== Exercise task ==
Set the listing down again exactly, please, apart from its pictures.

[Stored entries]
####################
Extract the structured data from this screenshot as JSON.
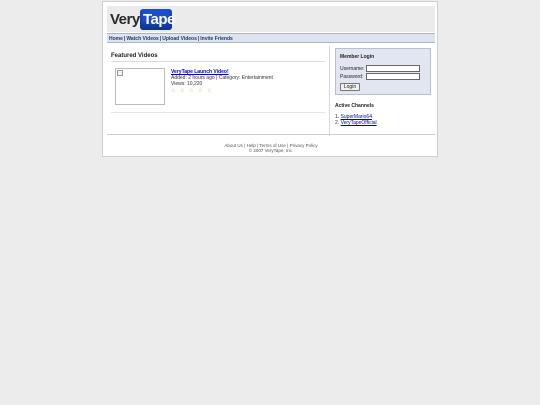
{
  "logo": {
    "very": "Very",
    "tape": "Tape"
  },
  "nav": {
    "home": "Home",
    "watch": "Watch Videos",
    "upload": "Upload Videos",
    "invite": "Invite Friends",
    "separator": "|"
  },
  "featured": {
    "title": "Featured Videos",
    "video": {
      "title": "VeryTape Launch Video!",
      "added": "Added: 2 hours ago | Category: Entertainment",
      "views": "Views: 10,220",
      "rating_stars": 5,
      "star_glyph": "☆"
    }
  },
  "login": {
    "title": "Member Login",
    "username_label": "Username:",
    "password_label": "Password:",
    "button": "Login"
  },
  "channels": {
    "title": "Active Channels",
    "items": [
      {
        "num": "1.",
        "name": "SuperMario64"
      },
      {
        "num": "2.",
        "name": "VeryTapeOfficial"
      }
    ]
  },
  "footer": {
    "links": "About Us | Help | Terms of Use | Privacy Policy",
    "copyright": "© 2007 VeryTape, Inc."
  },
  "colors": {
    "accent": "#1b4fd1",
    "link": "#0000cc",
    "nav_bg": "#dde4ee",
    "login_bg": "#e1e6f0",
    "star": "#e6a400"
  }
}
####################
== Output of the exercise ==
Extract the structured data from this screenshot as JSON.
{
  "logo": {
    "very": "Very",
    "tape": "Tape"
  },
  "nav": {
    "home": "Home",
    "watch": "Watch Videos",
    "upload": "Upload Videos",
    "invite": "Invite Friends",
    "separator": "|"
  },
  "featured": {
    "title": "Featured Videos",
    "video": {
      "title": "VeryTape Launch Video!",
      "added": "Added: 2 hours ago | Category: Entertainment",
      "views": "Views: 10,220",
      "rating_stars": 5,
      "star_glyph": "☆"
    }
  },
  "login": {
    "title": "Member Login",
    "username_label": "Username:",
    "password_label": "Password:",
    "button": "Login"
  },
  "channels": {
    "title": "Active Channels",
    "items": [
      {
        "num": "1.",
        "name": "SuperMario64"
      },
      {
        "num": "2.",
        "name": "VeryTapeOfficial"
      }
    ]
  },
  "footer": {
    "links": "About Us | Help | Terms of Use | Privacy Policy",
    "copyright": "© 2007 VeryTape, Inc."
  },
  "colors": {
    "accent": "#1b4fd1",
    "link": "#0000cc",
    "nav_bg": "#dde4ee",
    "login_bg": "#e1e6f0",
    "star": "#e6a400"
  }
}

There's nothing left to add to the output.